Directive |
Pull out every line from the listing that has the word "title".

** start of Supplied records **

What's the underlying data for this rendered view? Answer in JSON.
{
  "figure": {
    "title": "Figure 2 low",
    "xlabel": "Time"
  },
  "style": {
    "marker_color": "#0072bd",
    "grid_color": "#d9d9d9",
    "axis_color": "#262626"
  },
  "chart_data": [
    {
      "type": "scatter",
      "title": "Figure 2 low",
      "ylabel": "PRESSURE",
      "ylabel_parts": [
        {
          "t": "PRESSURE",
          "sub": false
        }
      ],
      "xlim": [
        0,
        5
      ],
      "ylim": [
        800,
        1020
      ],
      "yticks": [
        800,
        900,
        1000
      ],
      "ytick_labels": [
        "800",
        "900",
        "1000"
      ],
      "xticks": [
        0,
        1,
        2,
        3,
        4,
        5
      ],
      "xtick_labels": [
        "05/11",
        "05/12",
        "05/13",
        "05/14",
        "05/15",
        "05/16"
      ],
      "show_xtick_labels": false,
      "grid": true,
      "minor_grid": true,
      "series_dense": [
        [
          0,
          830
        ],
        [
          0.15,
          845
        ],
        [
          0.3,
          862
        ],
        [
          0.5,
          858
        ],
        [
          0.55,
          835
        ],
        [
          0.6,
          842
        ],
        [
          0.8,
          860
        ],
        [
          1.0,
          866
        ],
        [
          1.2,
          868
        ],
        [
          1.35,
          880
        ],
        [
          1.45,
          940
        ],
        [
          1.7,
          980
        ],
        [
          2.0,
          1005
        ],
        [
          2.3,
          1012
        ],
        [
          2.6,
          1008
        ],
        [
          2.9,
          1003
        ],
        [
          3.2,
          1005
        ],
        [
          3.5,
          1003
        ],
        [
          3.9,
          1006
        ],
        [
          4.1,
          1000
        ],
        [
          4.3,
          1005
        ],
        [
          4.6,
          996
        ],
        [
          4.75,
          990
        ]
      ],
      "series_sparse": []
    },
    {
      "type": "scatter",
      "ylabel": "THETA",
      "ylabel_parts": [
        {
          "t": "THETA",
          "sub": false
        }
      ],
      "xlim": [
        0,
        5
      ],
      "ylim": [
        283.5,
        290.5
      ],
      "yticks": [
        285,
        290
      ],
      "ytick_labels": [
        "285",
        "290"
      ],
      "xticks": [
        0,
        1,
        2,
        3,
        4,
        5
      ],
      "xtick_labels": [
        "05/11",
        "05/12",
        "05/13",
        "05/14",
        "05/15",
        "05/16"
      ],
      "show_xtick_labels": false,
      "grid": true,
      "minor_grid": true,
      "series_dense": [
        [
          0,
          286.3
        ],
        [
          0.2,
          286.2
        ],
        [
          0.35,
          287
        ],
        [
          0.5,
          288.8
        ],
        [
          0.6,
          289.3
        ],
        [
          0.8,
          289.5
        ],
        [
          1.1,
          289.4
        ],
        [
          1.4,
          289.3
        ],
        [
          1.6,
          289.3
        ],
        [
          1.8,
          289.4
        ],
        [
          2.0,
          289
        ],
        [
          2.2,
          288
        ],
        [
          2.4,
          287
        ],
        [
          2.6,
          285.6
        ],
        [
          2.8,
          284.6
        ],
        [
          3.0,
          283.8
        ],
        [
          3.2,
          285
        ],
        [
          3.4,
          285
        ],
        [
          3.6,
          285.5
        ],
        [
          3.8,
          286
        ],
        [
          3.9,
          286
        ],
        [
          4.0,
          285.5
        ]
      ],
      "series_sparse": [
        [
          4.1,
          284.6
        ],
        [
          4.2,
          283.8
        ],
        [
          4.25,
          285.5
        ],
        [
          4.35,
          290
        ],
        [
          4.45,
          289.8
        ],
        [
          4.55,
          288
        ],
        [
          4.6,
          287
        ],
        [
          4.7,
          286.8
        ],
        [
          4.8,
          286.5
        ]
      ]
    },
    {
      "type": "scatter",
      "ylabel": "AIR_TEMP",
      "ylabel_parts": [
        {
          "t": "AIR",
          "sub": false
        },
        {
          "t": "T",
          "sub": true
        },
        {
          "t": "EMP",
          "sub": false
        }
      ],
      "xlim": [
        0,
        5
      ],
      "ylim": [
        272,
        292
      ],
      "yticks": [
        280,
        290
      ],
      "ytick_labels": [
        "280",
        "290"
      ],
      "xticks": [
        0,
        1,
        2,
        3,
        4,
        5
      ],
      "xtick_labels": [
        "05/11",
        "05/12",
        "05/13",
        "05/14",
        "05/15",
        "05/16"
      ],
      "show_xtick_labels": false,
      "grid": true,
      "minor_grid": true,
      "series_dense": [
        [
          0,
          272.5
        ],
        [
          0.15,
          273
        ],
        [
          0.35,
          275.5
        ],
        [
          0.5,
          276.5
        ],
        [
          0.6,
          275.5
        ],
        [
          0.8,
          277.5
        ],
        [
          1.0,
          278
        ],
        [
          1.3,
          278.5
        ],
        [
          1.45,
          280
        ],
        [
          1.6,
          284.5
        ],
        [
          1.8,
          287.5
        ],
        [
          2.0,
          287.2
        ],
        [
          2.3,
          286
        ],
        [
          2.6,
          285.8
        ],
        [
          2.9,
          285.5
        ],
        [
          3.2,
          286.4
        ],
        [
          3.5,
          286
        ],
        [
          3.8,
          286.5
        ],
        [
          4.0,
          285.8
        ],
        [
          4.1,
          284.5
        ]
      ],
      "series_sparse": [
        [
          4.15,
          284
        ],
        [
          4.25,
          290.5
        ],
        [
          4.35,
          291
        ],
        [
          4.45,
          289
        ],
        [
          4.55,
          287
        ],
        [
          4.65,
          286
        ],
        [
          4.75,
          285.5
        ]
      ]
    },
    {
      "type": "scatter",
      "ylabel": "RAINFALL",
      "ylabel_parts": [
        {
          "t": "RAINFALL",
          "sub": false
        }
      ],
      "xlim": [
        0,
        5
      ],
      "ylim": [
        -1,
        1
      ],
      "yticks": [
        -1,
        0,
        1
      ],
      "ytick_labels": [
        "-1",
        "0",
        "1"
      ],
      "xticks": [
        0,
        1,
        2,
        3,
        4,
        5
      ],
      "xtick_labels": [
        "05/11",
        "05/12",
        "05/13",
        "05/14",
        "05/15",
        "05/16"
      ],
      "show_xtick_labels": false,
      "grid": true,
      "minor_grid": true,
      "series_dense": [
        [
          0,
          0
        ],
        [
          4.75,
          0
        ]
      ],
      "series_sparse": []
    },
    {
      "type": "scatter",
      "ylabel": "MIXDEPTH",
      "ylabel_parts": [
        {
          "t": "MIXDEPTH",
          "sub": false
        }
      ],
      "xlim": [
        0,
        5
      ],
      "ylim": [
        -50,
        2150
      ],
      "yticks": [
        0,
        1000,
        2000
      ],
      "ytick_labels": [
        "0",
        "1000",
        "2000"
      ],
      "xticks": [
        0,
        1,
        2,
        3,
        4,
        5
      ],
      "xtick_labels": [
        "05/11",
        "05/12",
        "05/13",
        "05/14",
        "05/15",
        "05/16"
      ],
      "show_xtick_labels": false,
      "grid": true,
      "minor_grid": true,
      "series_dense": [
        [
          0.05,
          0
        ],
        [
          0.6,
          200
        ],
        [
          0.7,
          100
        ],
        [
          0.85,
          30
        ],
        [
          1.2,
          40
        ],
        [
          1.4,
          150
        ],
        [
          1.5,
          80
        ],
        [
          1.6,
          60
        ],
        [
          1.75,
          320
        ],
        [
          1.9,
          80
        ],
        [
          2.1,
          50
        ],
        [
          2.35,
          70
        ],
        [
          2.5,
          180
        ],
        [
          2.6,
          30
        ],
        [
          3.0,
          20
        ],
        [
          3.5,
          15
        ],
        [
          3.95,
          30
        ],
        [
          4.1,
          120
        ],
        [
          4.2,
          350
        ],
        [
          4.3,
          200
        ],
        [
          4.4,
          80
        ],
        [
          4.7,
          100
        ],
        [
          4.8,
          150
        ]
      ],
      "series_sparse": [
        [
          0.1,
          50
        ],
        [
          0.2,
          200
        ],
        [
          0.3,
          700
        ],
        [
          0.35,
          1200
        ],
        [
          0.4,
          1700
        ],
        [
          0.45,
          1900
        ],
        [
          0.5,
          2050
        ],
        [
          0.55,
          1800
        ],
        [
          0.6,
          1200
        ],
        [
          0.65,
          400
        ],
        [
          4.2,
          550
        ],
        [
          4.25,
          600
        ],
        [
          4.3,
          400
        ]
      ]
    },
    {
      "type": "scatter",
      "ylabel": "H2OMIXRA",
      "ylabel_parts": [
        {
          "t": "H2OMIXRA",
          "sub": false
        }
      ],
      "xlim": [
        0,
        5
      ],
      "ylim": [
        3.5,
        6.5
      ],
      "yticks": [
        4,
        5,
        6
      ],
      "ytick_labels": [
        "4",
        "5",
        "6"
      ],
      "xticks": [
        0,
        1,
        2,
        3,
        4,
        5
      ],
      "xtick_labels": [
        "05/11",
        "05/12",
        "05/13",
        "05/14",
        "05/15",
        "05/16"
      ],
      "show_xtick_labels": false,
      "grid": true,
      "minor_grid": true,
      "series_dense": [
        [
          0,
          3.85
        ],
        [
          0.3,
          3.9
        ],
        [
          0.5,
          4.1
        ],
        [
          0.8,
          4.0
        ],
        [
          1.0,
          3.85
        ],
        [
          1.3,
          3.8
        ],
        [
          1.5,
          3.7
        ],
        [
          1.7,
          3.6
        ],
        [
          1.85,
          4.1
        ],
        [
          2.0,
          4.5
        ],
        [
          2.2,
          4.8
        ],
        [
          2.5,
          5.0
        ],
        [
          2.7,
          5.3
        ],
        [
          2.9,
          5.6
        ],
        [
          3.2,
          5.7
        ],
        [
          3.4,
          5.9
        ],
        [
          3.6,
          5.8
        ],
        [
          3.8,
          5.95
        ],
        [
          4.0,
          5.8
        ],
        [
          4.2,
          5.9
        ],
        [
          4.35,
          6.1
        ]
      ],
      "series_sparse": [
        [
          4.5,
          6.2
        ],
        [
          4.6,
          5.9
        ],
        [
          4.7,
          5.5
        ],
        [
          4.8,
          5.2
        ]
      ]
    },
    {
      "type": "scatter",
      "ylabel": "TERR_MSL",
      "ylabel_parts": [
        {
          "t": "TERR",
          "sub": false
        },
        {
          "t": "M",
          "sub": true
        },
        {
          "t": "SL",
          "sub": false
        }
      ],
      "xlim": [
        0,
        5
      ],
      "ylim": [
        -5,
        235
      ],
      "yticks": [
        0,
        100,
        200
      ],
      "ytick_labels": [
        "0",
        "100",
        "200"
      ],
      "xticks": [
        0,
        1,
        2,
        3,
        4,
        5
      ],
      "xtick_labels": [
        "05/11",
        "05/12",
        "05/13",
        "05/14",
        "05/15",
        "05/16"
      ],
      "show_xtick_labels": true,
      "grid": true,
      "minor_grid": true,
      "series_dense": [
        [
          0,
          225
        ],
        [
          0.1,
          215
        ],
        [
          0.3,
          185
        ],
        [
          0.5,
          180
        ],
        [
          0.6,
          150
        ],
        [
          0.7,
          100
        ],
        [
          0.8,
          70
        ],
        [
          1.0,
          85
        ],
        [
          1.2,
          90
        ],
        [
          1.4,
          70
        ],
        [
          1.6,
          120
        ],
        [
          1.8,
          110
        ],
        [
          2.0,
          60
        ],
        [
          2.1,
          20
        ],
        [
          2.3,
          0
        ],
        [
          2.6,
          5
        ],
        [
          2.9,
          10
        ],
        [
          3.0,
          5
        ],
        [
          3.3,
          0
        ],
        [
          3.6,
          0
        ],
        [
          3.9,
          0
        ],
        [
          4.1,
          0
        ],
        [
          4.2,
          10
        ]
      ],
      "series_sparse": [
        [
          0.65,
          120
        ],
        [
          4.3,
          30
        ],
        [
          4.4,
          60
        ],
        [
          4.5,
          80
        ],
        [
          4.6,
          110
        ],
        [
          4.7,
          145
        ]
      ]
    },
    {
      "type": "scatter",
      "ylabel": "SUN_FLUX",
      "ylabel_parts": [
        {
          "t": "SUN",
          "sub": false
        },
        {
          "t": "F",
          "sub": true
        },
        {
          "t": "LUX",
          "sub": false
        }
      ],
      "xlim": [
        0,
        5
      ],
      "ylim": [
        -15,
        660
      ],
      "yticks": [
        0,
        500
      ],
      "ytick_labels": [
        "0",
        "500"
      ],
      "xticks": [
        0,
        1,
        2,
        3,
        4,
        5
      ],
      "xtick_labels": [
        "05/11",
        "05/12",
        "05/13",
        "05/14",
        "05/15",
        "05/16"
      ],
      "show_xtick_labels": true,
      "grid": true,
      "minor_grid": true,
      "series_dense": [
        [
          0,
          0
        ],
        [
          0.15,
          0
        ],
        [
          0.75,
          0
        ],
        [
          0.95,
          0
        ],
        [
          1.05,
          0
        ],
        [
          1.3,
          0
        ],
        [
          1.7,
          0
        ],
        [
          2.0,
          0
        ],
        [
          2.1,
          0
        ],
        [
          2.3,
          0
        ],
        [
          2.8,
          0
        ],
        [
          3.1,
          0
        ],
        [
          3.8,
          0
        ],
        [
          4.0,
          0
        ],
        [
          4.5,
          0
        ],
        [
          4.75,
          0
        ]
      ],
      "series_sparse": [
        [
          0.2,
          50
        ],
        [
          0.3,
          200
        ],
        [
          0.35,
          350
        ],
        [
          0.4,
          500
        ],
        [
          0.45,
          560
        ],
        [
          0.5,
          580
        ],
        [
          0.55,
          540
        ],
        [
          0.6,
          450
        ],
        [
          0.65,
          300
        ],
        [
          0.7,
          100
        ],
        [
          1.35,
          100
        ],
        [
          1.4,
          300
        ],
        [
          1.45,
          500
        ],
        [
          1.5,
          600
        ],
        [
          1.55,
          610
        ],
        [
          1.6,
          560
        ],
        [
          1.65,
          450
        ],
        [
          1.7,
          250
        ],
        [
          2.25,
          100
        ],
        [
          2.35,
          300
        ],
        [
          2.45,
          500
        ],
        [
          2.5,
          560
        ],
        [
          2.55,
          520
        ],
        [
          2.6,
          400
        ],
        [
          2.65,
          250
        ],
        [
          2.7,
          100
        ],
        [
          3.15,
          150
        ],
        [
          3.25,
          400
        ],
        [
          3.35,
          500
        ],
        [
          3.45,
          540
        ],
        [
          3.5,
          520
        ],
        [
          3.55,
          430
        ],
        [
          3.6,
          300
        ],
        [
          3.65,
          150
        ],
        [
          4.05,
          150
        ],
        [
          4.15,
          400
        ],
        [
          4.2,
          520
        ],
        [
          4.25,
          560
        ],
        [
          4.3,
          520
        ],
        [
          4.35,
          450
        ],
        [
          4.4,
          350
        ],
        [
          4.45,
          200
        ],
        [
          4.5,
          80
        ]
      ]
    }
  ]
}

** end of Supplied records **

Answer in full |
    "title": "Figure 2 low",
      "title": "Figure 2 low",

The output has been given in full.